What you need to do → Reply with one number only, the count of lines holding the string "投資家vs国家の紛争解決".

Records provided →
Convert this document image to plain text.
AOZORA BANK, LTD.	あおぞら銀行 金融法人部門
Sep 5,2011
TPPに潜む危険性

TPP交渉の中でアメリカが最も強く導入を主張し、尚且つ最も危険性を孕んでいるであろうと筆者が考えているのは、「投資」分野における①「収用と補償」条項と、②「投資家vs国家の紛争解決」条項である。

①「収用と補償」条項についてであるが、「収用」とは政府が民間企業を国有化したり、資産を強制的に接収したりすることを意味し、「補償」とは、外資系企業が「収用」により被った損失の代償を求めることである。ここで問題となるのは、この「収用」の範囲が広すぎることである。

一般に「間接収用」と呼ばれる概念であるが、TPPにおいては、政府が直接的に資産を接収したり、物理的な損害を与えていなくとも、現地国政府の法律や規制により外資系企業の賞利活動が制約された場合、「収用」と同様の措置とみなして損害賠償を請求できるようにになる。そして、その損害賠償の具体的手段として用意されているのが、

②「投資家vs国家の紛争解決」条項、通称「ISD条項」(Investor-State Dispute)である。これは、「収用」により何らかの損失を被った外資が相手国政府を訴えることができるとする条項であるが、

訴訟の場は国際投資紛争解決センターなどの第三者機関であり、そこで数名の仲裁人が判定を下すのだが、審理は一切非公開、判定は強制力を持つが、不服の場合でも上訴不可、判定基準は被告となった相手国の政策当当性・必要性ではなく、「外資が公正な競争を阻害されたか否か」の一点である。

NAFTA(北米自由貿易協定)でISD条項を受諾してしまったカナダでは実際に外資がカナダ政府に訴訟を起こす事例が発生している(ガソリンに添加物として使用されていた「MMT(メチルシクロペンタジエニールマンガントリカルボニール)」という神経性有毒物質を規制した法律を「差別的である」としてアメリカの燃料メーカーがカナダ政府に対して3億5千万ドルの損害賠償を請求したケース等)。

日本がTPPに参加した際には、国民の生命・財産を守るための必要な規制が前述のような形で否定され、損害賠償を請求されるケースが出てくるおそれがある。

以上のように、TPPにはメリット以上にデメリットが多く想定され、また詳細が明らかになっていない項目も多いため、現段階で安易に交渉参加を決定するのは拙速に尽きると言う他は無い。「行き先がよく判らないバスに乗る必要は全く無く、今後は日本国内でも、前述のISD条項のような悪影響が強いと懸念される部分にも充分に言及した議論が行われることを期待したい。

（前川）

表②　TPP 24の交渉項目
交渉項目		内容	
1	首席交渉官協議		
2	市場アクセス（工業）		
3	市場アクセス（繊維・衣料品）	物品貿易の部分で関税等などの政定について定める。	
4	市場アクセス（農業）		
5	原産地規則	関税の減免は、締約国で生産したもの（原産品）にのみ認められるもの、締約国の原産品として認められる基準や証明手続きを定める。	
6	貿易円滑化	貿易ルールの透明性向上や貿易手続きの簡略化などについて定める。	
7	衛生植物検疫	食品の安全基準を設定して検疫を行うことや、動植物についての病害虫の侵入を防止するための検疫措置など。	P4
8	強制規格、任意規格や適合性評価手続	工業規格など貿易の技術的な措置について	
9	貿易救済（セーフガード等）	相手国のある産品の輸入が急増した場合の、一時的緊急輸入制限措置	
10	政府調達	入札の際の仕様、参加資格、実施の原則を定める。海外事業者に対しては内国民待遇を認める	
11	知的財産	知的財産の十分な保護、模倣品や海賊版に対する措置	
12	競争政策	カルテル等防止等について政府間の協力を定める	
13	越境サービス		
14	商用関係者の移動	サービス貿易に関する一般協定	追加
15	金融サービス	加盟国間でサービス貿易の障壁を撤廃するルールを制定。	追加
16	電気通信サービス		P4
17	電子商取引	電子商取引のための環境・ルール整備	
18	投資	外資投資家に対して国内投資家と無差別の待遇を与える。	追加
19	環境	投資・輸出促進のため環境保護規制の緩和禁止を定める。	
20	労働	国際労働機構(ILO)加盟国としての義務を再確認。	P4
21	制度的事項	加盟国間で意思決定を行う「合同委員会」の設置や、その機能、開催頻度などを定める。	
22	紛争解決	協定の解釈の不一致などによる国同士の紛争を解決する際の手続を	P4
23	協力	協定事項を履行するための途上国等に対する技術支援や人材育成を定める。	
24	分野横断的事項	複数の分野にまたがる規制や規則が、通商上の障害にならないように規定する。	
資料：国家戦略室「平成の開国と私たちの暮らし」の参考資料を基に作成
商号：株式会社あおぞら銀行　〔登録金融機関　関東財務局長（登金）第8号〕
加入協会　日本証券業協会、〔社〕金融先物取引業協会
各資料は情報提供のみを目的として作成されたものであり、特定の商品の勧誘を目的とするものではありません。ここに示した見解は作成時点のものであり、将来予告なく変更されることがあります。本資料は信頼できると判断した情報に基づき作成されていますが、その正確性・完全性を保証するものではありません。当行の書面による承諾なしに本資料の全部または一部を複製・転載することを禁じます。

Solved exercise → 2